## [STATED GOAL]
Repeat the material exactly, every line of it.

## Begin

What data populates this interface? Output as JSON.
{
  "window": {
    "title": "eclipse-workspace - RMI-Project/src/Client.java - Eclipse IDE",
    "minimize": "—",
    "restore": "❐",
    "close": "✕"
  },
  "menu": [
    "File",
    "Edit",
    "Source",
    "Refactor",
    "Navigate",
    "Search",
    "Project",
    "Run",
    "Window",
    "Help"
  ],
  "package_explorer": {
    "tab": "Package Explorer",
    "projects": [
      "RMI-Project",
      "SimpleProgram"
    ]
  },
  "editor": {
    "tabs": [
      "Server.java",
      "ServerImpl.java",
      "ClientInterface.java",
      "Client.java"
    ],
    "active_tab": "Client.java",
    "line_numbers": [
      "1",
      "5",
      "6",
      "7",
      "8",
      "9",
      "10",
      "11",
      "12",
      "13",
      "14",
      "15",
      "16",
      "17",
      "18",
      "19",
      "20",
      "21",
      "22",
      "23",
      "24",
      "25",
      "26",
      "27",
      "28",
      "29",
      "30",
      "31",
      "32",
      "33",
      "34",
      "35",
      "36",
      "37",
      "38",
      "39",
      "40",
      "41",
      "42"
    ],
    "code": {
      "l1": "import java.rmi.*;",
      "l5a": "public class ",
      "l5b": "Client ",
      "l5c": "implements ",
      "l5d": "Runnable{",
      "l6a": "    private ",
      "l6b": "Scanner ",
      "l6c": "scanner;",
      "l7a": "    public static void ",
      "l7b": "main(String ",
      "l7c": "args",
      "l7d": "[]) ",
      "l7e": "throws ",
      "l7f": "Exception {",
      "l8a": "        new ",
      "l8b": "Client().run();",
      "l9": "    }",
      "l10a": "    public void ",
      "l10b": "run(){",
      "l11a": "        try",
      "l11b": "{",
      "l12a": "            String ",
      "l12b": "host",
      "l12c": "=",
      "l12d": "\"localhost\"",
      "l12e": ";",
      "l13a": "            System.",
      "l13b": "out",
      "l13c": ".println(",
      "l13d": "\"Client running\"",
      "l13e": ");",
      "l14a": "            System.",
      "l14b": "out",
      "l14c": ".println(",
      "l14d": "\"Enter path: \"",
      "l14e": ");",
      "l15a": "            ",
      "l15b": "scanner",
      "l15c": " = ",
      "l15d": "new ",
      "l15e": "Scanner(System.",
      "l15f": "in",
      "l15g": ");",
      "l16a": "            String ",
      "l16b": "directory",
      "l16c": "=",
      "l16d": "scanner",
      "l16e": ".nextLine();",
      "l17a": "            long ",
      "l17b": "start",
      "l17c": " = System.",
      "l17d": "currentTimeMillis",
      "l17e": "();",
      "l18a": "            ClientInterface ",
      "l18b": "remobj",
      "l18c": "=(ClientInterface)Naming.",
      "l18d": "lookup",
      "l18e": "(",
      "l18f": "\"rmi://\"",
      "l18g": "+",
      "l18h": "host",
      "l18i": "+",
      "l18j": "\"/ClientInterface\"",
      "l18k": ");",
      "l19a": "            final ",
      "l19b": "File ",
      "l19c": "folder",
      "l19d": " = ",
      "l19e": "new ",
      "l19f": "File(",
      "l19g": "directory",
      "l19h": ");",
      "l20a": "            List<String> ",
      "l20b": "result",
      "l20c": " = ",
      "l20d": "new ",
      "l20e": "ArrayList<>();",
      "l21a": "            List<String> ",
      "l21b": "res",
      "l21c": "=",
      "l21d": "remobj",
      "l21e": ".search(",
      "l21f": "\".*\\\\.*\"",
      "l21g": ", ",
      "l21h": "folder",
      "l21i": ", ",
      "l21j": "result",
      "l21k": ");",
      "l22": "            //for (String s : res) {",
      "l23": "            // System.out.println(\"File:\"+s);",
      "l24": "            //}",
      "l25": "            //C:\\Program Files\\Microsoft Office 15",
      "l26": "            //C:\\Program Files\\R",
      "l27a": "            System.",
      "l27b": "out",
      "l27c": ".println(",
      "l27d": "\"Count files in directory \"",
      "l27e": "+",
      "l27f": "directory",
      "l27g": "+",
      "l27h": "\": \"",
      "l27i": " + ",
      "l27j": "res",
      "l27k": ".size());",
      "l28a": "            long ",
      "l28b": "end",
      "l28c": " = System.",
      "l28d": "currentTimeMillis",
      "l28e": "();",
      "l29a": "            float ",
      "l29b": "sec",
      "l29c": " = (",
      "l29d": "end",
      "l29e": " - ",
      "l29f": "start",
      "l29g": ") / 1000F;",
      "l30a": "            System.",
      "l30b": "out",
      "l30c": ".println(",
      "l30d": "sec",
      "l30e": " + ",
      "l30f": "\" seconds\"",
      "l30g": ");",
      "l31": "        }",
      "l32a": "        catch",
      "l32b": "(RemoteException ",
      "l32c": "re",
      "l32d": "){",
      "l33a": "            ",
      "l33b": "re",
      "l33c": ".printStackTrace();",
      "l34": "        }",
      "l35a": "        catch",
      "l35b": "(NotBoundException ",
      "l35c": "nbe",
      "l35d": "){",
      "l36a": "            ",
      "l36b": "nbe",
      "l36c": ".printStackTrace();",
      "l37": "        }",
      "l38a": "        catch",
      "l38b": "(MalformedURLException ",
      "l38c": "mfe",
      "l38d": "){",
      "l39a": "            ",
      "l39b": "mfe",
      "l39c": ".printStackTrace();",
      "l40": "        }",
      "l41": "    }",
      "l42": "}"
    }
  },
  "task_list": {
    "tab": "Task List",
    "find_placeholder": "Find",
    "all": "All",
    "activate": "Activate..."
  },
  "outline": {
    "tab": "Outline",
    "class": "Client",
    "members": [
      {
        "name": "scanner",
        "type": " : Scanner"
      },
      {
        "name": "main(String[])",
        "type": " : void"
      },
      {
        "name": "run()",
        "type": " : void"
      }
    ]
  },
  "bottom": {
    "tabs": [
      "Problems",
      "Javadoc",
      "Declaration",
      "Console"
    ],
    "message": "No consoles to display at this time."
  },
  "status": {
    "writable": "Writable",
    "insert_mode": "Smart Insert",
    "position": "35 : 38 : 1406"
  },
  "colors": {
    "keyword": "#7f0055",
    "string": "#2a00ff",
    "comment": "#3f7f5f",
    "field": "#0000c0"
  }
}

## End

## [COMPLETE ANSWER]
What data populates this interface? Output as JSON.
{
  "window": {
    "title": "eclipse-workspace - RMI-Project/src/Client.java - Eclipse IDE",
    "minimize": "—",
    "restore": "❐",
    "close": "✕"
  },
  "menu": [
    "File",
    "Edit",
    "Source",
    "Refactor",
    "Navigate",
    "Search",
    "Project",
    "Run",
    "Window",
    "Help"
  ],
  "package_explorer": {
    "tab": "Package Explorer",
    "projects": [
      "RMI-Project",
      "SimpleProgram"
    ]
  },
  "editor": {
    "tabs": [
      "Server.java",
      "ServerImpl.java",
      "ClientInterface.java",
      "Client.java"
    ],
    "active_tab": "Client.java",
    "line_numbers": [
      "1",
      "5",
      "6",
      "7",
      "8",
      "9",
      "10",
      "11",
      "12",
      "13",
      "14",
      "15",
      "16",
      "17",
      "18",
      "19",
      "20",
      "21",
      "22",
      "23",
      "24",
      "25",
      "26",
      "27",
      "28",
      "29",
      "30",
      "31",
      "32",
      "33",
      "34",
      "35",
      "36",
      "37",
      "38",
      "39",
      "40",
      "41",
      "42"
    ],
    "code": {
      "l1": "import java.rmi.*;",
      "l5a": "public class ",
      "l5b": "Client ",
      "l5c": "implements ",
      "l5d": "Runnable{",
      "l6a": "    private ",
      "l6b": "Scanner ",
      "l6c": "scanner;",
      "l7a": "    public static void ",
      "l7b": "main(String ",
      "l7c": "args",
      "l7d": "[]) ",
      "l7e": "throws ",
      "l7f": "Exception {",
      "l8a": "        new ",
      "l8b": "Client().run();",
      "l9": "    }",
      "l10a": "    public void ",
      "l10b": "run(){",
      "l11a": "        try",
      "l11b": "{",
      "l12a": "            String ",
      "l12b": "host",
      "l12c": "=",
      "l12d": "\"localhost\"",
      "l12e": ";",
      "l13a": "            System.",
      "l13b": "out",
      "l13c": ".println(",
      "l13d": "\"Client running\"",
      "l13e": ");",
      "l14a": "            System.",
      "l14b": "out",
      "l14c": ".println(",
      "l14d": "\"Enter path: \"",
      "l14e": ");",
      "l15a": "            ",
      "l15b": "scanner",
      "l15c": " = ",
      "l15d": "new ",
      "l15e": "Scanner(System.",
      "l15f": "in",
      "l15g": ");",
      "l16a": "            String ",
      "l16b": "directory",
      "l16c": "=",
      "l16d": "scanner",
      "l16e": ".nextLine();",
      "l17a": "            long ",
      "l17b": "start",
      "l17c": " = System.",
      "l17d": "currentTimeMillis",
      "l17e": "();",
      "l18a": "            ClientInterface ",
      "l18b": "remobj",
      "l18c": "=(ClientInterface)Naming.",
      "l18d": "lookup",
      "l18e": "(",
      "l18f": "\"rmi://\"",
      "l18g": "+",
      "l18h": "host",
      "l18i": "+",
      "l18j": "\"/ClientInterface\"",
      "l18k": ");",
      "l19a": "            final ",
      "l19b": "File ",
      "l19c": "folder",
      "l19d": " = ",
      "l19e": "new ",
      "l19f": "File(",
      "l19g": "directory",
      "l19h": ");",
      "l20a": "            List<String> ",
      "l20b": "result",
      "l20c": " = ",
      "l20d": "new ",
      "l20e": "ArrayList<>();",
      "l21a": "            List<String> ",
      "l21b": "res",
      "l21c": "=",
      "l21d": "remobj",
      "l21e": ".search(",
      "l21f": "\".*\\\\.*\"",
      "l21g": ", ",
      "l21h": "folder",
      "l21i": ", ",
      "l21j": "result",
      "l21k": ");",
      "l22": "            //for (String s : res) {",
      "l23": "            // System.out.println(\"File:\"+s);",
      "l24": "            //}",
      "l25": "            //C:\\Program Files\\Microsoft Office 15",
      "l26": "            //C:\\Program Files\\R",
      "l27a": "            System.",
      "l27b": "out",
      "l27c": ".println(",
      "l27d": "\"Count files in directory \"",
      "l27e": "+",
      "l27f": "directory",
      "l27g": "+",
      "l27h": "\": \"",
      "l27i": " + ",
      "l27j": "res",
      "l27k": ".size());",
      "l28a": "            long ",
      "l28b": "end",
      "l28c": " = System.",
      "l28d": "currentTimeMillis",
      "l28e": "();",
      "l29a": "            float ",
      "l29b": "sec",
      "l29c": " = (",
      "l29d": "end",
      "l29e": " - ",
      "l29f": "start",
      "l29g": ") / 1000F;",
      "l30a": "            System.",
      "l30b": "out",
      "l30c": ".println(",
      "l30d": "sec",
      "l30e": " + ",
      "l30f": "\" seconds\"",
      "l30g": ");",
      "l31": "        }",
      "l32a": "        catch",
      "l32b": "(RemoteException ",
      "l32c": "re",
      "l32d": "){",
      "l33a": "            ",
      "l33b": "re",
      "l33c": ".printStackTrace();",
      "l34": "        }",
      "l35a": "        catch",
      "l35b": "(NotBoundException ",
      "l35c": "nbe",
      "l35d": "){",
      "l36a": "            ",
      "l36b": "nbe",
      "l36c": ".printStackTrace();",
      "l37": "        }",
      "l38a": "        catch",
      "l38b": "(MalformedURLException ",
      "l38c": "mfe",
      "l38d": "){",
      "l39a": "            ",
      "l39b": "mfe",
      "l39c": ".printStackTrace();",
      "l40": "        }",
      "l41": "    }",
      "l42": "}"
    }
  },
  "task_list": {
    "tab": "Task List",
    "find_placeholder": "Find",
    "all": "All",
    "activate": "Activate..."
  },
  "outline": {
    "tab": "Outline",
    "class": "Client",
    "members": [
      {
        "name": "scanner",
        "type": " : Scanner"
      },
      {
        "name": "main(String[])",
        "type": " : void"
      },
      {
        "name": "run()",
        "type": " : void"
      }
    ]
  },
  "bottom": {
    "tabs": [
      "Problems",
      "Javadoc",
      "Declaration",
      "Console"
    ],
    "message": "No consoles to display at this time."
  },
  "status": {
    "writable": "Writable",
    "insert_mode": "Smart Insert",
    "position": "35 : 38 : 1406"
  },
  "colors": {
    "keyword": "#7f0055",
    "string": "#2a00ff",
    "comment": "#3f7f5f",
    "field": "#0000c0"
  }
}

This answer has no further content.